Start TASK INPUTS
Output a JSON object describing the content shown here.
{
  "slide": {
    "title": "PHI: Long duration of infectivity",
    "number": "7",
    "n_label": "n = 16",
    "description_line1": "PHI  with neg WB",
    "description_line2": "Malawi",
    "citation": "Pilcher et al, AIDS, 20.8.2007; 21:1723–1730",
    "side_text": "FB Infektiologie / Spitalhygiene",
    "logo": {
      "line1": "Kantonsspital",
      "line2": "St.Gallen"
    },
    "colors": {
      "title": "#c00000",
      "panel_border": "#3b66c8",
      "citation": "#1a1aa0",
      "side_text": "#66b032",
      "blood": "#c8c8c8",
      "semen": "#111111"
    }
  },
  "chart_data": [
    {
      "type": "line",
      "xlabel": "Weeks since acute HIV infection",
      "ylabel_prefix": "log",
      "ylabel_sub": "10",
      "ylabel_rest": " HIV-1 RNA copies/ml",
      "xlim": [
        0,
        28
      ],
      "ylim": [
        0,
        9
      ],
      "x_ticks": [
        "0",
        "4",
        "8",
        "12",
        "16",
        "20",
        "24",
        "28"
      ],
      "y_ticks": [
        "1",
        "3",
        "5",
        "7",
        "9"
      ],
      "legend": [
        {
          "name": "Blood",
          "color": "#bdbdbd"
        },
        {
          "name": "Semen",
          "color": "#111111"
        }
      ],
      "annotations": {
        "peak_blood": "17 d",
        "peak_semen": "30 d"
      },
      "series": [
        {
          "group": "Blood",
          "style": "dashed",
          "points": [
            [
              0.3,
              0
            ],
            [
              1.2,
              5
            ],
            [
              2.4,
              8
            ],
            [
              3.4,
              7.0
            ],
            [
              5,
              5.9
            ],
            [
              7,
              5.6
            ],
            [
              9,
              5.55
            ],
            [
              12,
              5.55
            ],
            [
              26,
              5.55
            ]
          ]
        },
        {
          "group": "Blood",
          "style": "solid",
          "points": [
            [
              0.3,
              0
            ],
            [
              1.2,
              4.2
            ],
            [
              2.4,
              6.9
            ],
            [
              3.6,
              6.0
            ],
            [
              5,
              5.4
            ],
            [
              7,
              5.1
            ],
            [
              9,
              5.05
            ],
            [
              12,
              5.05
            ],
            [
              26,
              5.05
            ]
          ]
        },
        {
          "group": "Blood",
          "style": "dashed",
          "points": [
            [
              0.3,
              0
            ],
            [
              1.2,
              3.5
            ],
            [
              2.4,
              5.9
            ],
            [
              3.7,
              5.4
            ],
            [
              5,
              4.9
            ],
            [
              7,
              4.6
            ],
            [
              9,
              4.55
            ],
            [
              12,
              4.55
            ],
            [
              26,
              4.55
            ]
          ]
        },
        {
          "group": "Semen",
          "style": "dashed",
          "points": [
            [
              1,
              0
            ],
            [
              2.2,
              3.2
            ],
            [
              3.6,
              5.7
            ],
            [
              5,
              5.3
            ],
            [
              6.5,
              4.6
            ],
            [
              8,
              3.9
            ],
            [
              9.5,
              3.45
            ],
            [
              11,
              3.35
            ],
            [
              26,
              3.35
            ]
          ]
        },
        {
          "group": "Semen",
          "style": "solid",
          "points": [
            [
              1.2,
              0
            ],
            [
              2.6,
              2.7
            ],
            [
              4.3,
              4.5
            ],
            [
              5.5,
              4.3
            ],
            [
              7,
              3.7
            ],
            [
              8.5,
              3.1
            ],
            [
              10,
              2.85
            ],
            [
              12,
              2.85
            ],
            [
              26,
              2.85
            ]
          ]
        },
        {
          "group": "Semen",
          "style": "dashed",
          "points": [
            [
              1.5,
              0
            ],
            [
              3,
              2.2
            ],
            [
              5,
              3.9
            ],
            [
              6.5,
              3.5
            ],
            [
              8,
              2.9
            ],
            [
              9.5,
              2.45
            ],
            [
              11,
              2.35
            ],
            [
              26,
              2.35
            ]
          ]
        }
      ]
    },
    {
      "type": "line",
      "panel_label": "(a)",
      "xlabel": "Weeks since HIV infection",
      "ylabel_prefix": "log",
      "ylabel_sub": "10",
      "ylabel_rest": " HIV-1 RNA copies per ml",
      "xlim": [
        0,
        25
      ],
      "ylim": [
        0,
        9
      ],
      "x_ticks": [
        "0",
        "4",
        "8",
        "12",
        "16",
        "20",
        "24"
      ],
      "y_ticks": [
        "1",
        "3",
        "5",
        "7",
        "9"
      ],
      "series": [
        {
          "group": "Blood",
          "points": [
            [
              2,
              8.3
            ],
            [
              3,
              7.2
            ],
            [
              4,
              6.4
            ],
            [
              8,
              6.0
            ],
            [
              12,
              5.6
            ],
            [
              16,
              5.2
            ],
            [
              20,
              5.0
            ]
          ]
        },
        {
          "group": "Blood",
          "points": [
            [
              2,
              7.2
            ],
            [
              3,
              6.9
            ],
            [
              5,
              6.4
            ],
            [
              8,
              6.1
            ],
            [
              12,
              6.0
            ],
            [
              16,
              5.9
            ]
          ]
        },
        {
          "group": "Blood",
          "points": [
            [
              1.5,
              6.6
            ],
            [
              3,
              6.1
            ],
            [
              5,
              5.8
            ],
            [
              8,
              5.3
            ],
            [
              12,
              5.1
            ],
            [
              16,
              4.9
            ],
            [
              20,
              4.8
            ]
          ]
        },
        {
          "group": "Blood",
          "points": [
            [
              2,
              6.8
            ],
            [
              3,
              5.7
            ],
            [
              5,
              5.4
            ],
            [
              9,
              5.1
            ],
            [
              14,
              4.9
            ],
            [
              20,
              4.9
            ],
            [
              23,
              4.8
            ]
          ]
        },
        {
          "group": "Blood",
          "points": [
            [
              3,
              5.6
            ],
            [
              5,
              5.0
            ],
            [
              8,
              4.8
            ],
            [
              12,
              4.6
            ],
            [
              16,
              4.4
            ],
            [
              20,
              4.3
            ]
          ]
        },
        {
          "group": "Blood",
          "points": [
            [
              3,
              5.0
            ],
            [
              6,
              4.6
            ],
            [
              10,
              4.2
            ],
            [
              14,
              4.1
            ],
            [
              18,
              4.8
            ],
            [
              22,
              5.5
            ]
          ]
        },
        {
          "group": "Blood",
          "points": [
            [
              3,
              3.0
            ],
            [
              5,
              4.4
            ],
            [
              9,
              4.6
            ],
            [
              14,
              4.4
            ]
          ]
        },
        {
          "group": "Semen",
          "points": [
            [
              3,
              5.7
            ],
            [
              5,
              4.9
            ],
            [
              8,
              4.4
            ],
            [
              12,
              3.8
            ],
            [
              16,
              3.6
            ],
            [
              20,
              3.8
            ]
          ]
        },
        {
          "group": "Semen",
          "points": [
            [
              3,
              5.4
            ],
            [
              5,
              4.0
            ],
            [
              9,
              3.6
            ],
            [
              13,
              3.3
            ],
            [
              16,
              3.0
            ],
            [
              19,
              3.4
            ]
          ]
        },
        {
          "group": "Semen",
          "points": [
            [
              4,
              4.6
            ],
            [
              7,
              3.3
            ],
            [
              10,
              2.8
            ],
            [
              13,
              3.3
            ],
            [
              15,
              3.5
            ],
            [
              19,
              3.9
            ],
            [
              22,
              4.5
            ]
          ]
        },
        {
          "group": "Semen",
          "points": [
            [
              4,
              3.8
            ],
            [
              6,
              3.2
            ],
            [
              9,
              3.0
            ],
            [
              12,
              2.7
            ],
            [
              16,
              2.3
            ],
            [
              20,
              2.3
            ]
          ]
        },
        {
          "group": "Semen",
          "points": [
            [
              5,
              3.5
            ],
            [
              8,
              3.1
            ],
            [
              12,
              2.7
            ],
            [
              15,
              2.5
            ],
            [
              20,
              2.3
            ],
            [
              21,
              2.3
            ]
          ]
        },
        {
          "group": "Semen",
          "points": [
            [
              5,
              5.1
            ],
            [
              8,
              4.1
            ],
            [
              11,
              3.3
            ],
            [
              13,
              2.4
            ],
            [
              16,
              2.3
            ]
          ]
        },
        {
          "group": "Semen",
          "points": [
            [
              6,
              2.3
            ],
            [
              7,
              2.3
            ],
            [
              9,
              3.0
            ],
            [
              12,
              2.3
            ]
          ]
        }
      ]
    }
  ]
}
End TASK INPUTS
PROBLEM REQUIREMENTS
Give only the count of lines in this material that contain the string "since".

SOLUTION TO THE EXERCISE
2